**GOAL 1:**
In the forum post on Aho-Corasick below, rewrite the paragraph that begins "Assume there are 2 patterns" as a short list that keeps its main facts.
**GOAL 2:**
Using the forum post on Aho-Corasick below, answer these questions:
(a) In the example, what is the value of T?
(b) What does the poster ask readers to share, besides answering the question?
(c) Has the poster implemented the algorithm yet?
**GOAL 3:**
Reproduce the part of the forum post on Aho-Corasick below, starting at "And also any" and ending at "new revision, compare).".

**SELECTED PASSAGE:**

### Блог пользователя teja349

Автор teja349, история, 23 месяца назад, ,

Assume there are 2 patterns P1 and P2 such that P1 is a substring of P2 which is nether prefix nor suffix.Then how does a KMP type on string T work
Eg:
P1=of
P2=sofa
T=sofa
in this if we run aho corasick .will it detect string "of" or not

And also any good tutorial link on it will be apreciated
PS:I havent implemented it yet.I was studying it and I got this doubt as I read about its implementation

•
• +8
•

 » 23 месяца назад, # |   0 Auto comment: topic has been updated by teja349 (previous revision, new revision, compare).

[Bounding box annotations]
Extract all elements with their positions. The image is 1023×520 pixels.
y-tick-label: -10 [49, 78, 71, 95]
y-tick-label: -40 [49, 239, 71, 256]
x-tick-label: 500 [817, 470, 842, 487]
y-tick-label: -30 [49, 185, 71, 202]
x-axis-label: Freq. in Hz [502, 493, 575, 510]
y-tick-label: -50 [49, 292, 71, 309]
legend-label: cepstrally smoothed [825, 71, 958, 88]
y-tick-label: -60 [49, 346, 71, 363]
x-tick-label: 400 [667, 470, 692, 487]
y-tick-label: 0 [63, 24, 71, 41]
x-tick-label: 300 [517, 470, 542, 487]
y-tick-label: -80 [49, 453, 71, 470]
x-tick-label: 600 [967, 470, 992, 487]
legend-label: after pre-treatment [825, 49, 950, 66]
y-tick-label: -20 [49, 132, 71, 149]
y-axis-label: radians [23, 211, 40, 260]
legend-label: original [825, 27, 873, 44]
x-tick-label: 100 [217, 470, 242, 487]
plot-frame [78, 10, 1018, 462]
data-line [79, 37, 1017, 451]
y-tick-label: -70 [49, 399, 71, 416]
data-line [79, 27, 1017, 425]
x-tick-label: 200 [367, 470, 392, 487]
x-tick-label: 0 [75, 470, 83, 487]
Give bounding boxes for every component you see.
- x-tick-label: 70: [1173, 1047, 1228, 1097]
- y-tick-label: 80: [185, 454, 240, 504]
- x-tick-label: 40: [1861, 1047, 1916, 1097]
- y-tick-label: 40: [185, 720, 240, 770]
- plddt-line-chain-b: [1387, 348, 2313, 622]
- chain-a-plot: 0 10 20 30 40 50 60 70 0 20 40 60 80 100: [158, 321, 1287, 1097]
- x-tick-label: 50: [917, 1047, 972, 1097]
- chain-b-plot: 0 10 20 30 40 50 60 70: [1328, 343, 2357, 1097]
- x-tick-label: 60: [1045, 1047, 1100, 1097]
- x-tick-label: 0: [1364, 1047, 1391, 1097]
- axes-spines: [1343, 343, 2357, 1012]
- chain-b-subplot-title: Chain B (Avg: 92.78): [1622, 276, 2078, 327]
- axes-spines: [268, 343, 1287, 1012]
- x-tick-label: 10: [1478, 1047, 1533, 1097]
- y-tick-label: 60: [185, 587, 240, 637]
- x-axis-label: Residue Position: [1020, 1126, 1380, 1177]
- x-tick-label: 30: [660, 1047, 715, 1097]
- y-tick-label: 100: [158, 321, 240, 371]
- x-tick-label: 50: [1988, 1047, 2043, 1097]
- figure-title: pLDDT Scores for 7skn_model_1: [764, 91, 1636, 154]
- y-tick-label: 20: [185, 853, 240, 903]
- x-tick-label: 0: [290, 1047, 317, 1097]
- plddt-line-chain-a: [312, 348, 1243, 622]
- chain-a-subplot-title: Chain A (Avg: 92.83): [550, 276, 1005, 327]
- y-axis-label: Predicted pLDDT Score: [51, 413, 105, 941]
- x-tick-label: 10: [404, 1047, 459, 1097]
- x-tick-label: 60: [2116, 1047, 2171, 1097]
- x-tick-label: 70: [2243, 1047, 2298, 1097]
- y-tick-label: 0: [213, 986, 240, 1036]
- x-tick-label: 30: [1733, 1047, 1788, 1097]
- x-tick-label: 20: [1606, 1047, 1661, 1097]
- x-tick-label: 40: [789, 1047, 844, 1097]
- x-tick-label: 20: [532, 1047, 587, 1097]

**FINAL ANSWER 1:**
- There are two patterns, P1 and P2.
- P1 is a substring of P2, but it is neither a prefix nor a suffix of P2.
- The question is how a KMP-type search works on a string T in that case.
- Example: P1 = "of", P2 = "sofa", T = "sofa".
- The question is whether Aho-Corasick run on this example will detect the string "of".

**FINAL ANSWER 2:**
(a) "sofa"
(b) A good tutorial link on the topic.
(c) No. The poster hasn't implemented it yet and was still studying it.

**FINAL ANSWER 3:**
And also any good tutorial link on it will be apreciated
PS:I havent implemented it yet.I was studying it and I got this doubt as I read about its implementation

•
• +8
•

 » 23 месяца назад, # |   0 Auto comment: topic has been updated by teja349 (previous revision, new revision, compare).